-- BEGIN --

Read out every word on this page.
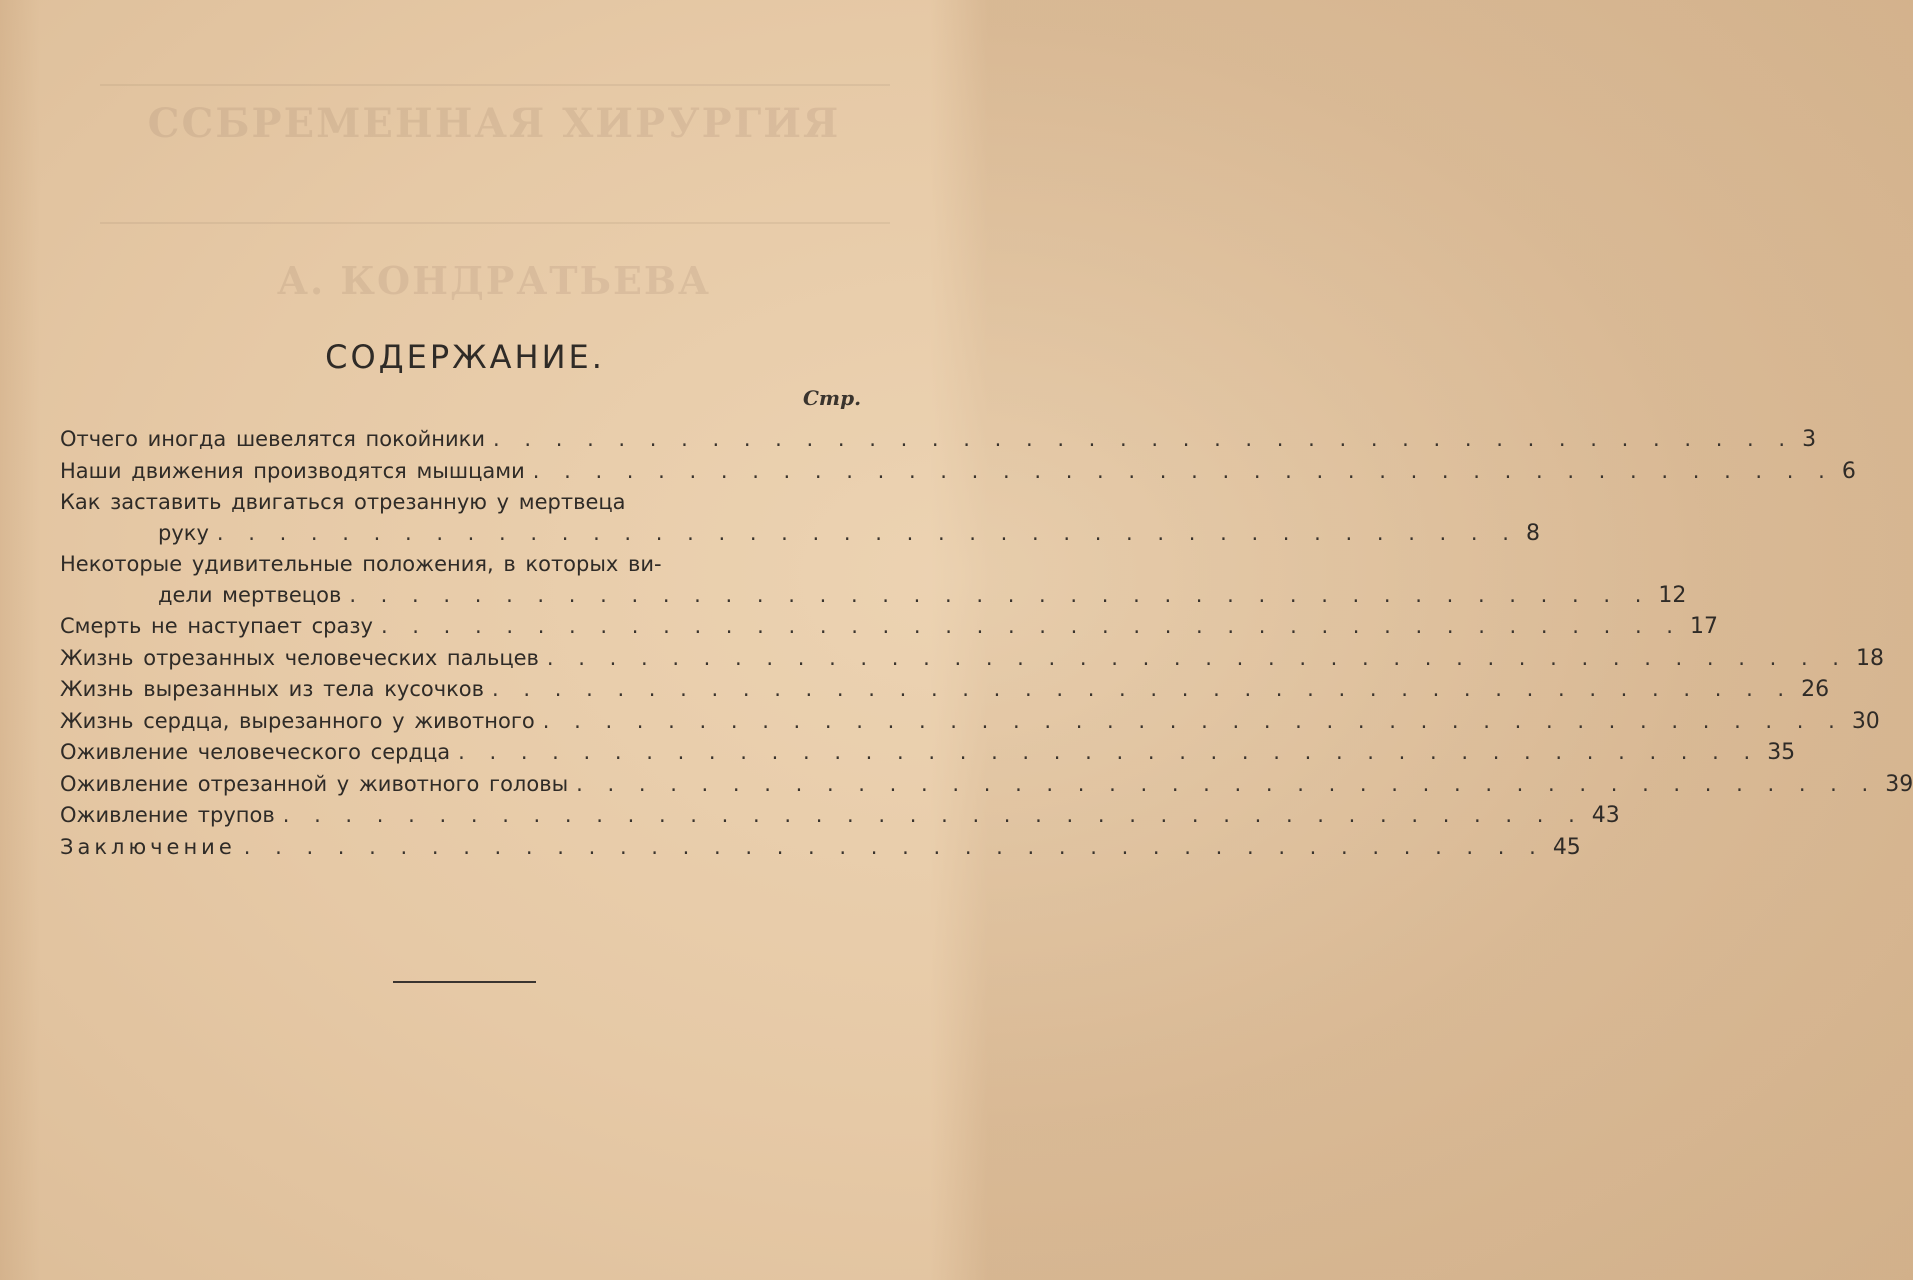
ССБРЕМЕННАЯ ХИРУРГИЯ
А. КОНДРАТЬЕВА
СОДЕРЖАНИЕ.
Стр.
Отчего иногда шевелятся покойники . . . . . . . . . . . . . . . . . . . . . . . . . . . . . . . . . . . . . . . . . . 3
Наши движения производятся мышцами . . . . . . . . . . . . . . . . . . . . . . . . . . . . . . . . . . . . . . . . . . 6
Как заставить двигаться отрезанную у мертвеца
руку . . . . . . . . . . . . . . . . . . . . . . . . . . . . . . . . . . . . . . . . . . 8
Некоторые удивительные положения, в которых ви-
дели мертвецов . . . . . . . . . . . . . . . . . . . . . . . . . . . . . . . . . . . . . . . . . . 12
Смерть не наступает сразу . . . . . . . . . . . . . . . . . . . . . . . . . . . . . . . . . . . . . . . . . . 17
Жизнь отрезанных человеческих пальцев . . . . . . . . . . . . . . . . . . . . . . . . . . . . . . . . . . . . . . . . . . 18
Жизнь вырезанных из тела кусочков . . . . . . . . . . . . . . . . . . . . . . . . . . . . . . . . . . . . . . . . . . 26
Жизнь сердца, вырезанного у животного . . . . . . . . . . . . . . . . . . . . . . . . . . . . . . . . . . . . . . . . . . 30
Оживление человеческого сердца . . . . . . . . . . . . . . . . . . . . . . . . . . . . . . . . . . . . . . . . . . 35
Оживление отрезанной у животного головы . . . . . . . . . . . . . . . . . . . . . . . . . . . . . . . . . . . . . . . . . . 39
Оживление трупов . . . . . . . . . . . . . . . . . . . . . . . . . . . . . . . . . . . . . . . . . . 43
Заключение . . . . . . . . . . . . . . . . . . . . . . . . . . . . . . . . . . . . . . . . . . 45
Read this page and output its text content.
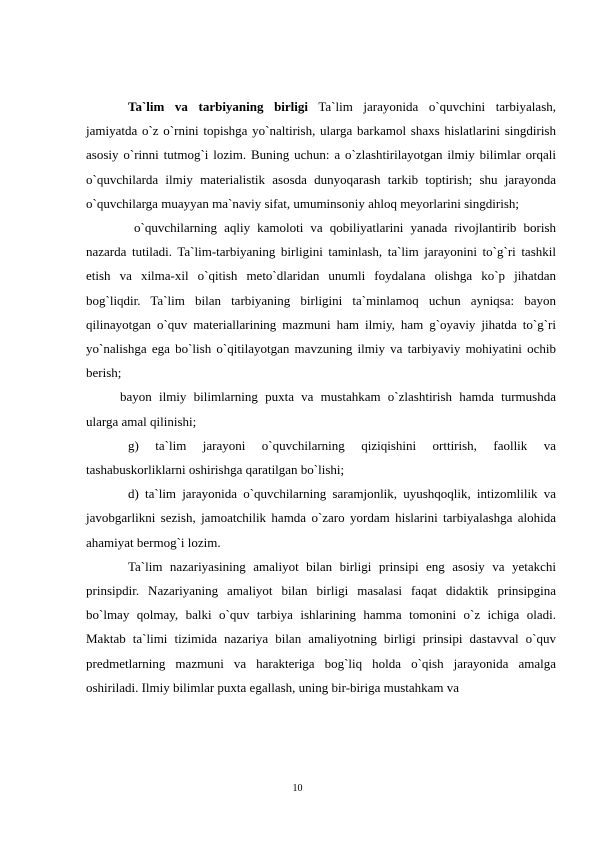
Ta`lim va tarbiyaning birligi Ta`lim jarayonida o`quvchini tarbiyalash, jamiyatda o`z o`rnini topishga yo`naltirish, ularga barkamol shaxs hislatlarini singdirish asosiy o`rinni tutmog`i lozim. Buning uchun: a o`zlashtirilayotgan ilmiy bilimlar orqali o`quvchilarda ilmiy materialistik asosda dunyoqarash tarkib toptirish; shu jarayonda o`quvchilarga muayyan ma`naviy sifat, umuminsoniy ahloq meyorlarini singdirish;

o`quvchilarning aqliy kamoloti va qobiliyatlarini yanada rivojlantirib borish nazarda tutiladi. Ta`lim-tarbiyaning birligini taminlash, ta`lim jarayonini to`g`ri tashkil etish va xilma-xil o`qitish meto`dlaridan unumli foydalana olishga ko`p jihatdan bog`liqdir. Ta`lim bilan tarbiyaning birligini ta`minlamoq uchun ayniqsa: bayon qilinayotgan o`quv materiallarining mazmuni ham ilmiy, ham g`oyaviy jihatda to`g`ri yo`nalishga ega bo`lish o`qitilayotgan mavzuning ilmiy va tarbiyaviy mohiyatini ochib berish;

bayon ilmiy bilimlarning puxta va mustahkam o`zlashtirish hamda turmushda ularga amal qilinishi;

g) ta`lim jarayoni o`quvchilarning qiziqishini orttirish, faollik va tashabuskorliklarni oshirishga qaratilgan bo`lishi;

d) ta`lim jarayonida o`quvchilarning saramjonlik, uyushqoqlik, intizomlilik va javobgarlikni sezish, jamoatchilik hamda o`zaro yordam hislarini tarbiyalashga alohida ahamiyat bermog`i lozim.

Ta`lim nazariyasining amaliyot bilan birligi prinsipi eng asosiy va yetakchi prinsipdir. Nazariyaning amaliyot bilan birligi masalasi faqat didaktik prinsipgina bo`lmay qolmay, balki o`quv tarbiya ishlarining hamma tomonini o`z ichiga oladi. Maktab ta`limi tizimida nazariya bilan amaliyotning birligi prinsipi dastavval o`quv predmetlarning mazmuni va harakteriga bog`liq holda o`qish jarayonida amalga oshiriladi. Ilmiy bilimlar puxta egallash, uning bir-biriga mustahkam va

10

-- END --

- _Short problem_
Exclude the images, then output the data above word for word.

- _Solution for this task_
Read out every word on this page.
ССБРЕМЕННАЯ ХИРУРГИЯ
А. КОНДРАТЬЕВА
СОДЕРЖАНИЕ.
Стр.
Отчего иногда шевелятся покойники . . . . . . . . . . . . . . . . . . . . . . . . . . . . . . . . . . . . . . . . . . 3
Наши движения производятся мышцами . . . . . . . . . . . . . . . . . . . . . . . . . . . . . . . . . . . . . . . . . . 6
Как заставить двигаться отрезанную у мертвеца
руку . . . . . . . . . . . . . . . . . . . . . . . . . . . . . . . . . . . . . . . . . . 8
Некоторые удивительные положения, в которых ви-
дели мертвецов . . . . . . . . . . . . . . . . . . . . . . . . . . . . . . . . . . . . . . . . . . 12
Смерть не наступает сразу . . . . . . . . . . . . . . . . . . . . . . . . . . . . . . . . . . . . . . . . . . 17
Жизнь отрезанных человеческих пальцев . . . . . . . . . . . . . . . . . . . . . . . . . . . . . . . . . . . . . . . . . . 18
Жизнь вырезанных из тела кусочков . . . . . . . . . . . . . . . . . . . . . . . . . . . . . . . . . . . . . . . . . . 26
Жизнь сердца, вырезанного у животного . . . . . . . . . . . . . . . . . . . . . . . . . . . . . . . . . . . . . . . . . . 30
Оживление человеческого сердца . . . . . . . . . . . . . . . . . . . . . . . . . . . . . . . . . . . . . . . . . . 35
Оживление отрезанной у животного головы . . . . . . . . . . . . . . . . . . . . . . . . . . . . . . . . . . . . . . . . . . 39
Оживление трупов . . . . . . . . . . . . . . . . . . . . . . . . . . . . . . . . . . . . . . . . . . 43
Заключение . . . . . . . . . . . . . . . . . . . . . . . . . . . . . . . . . . . . . . . . . . 45
Read this page and output its text content.
Ta`lim va tarbiyaning birligi Ta`lim jarayonida o`quvchini tarbiyalash, jamiyatda o`z o`rnini topishga yo`naltirish, ularga barkamol shaxs hislatlarini singdirish asosiy o`rinni tutmog`i lozim. Buning uchun: a o`zlashtirilayotgan ilmiy bilimlar orqali o`quvchilarda ilmiy materialistik asosda dunyoqarash tarkib toptirish; shu jarayonda o`quvchilarga muayyan ma`naviy sifat, umuminsoniy ahloq meyorlarini singdirish;

o`quvchilarning aqliy kamoloti va qobiliyatlarini yanada rivojlantirib borish nazarda tutiladi. Ta`lim-tarbiyaning birligini taminlash, ta`lim jarayonini to`g`ri tashkil etish va xilma-xil o`qitish meto`dlaridan unumli foydalana olishga ko`p jihatdan bog`liqdir. Ta`lim bilan tarbiyaning birligini ta`minlamoq uchun ayniqsa: bayon qilinayotgan o`quv materiallarining mazmuni ham ilmiy, ham g`oyaviy jihatda to`g`ri yo`nalishga ega bo`lish o`qitilayotgan mavzuning ilmiy va tarbiyaviy mohiyatini ochib berish;

bayon ilmiy bilimlarning puxta va mustahkam o`zlashtirish hamda turmushda ularga amal qilinishi;

g) ta`lim jarayoni o`quvchilarning qiziqishini orttirish, faollik va tashabuskorliklarni oshirishga qaratilgan bo`lishi;

d) ta`lim jarayonida o`quvchilarning saramjonlik, uyushqoqlik, intizomlilik va javobgarlikni sezish, jamoatchilik hamda o`zaro yordam hislarini tarbiyalashga alohida ahamiyat bermog`i lozim.

Ta`lim nazariyasining amaliyot bilan birligi prinsipi eng asosiy va yetakchi prinsipdir. Nazariyaning amaliyot bilan birligi masalasi faqat didaktik prinsipgina bo`lmay qolmay, balki o`quv tarbiya ishlarining hamma tomonini o`z ichiga oladi. Maktab ta`limi tizimida nazariya bilan amaliyotning birligi prinsipi dastavval o`quv predmetlarning mazmuni va harakteriga bog`liq holda o`qish jarayonida amalga oshiriladi. Ilmiy bilimlar puxta egallash, uning bir-biriga mustahkam va

10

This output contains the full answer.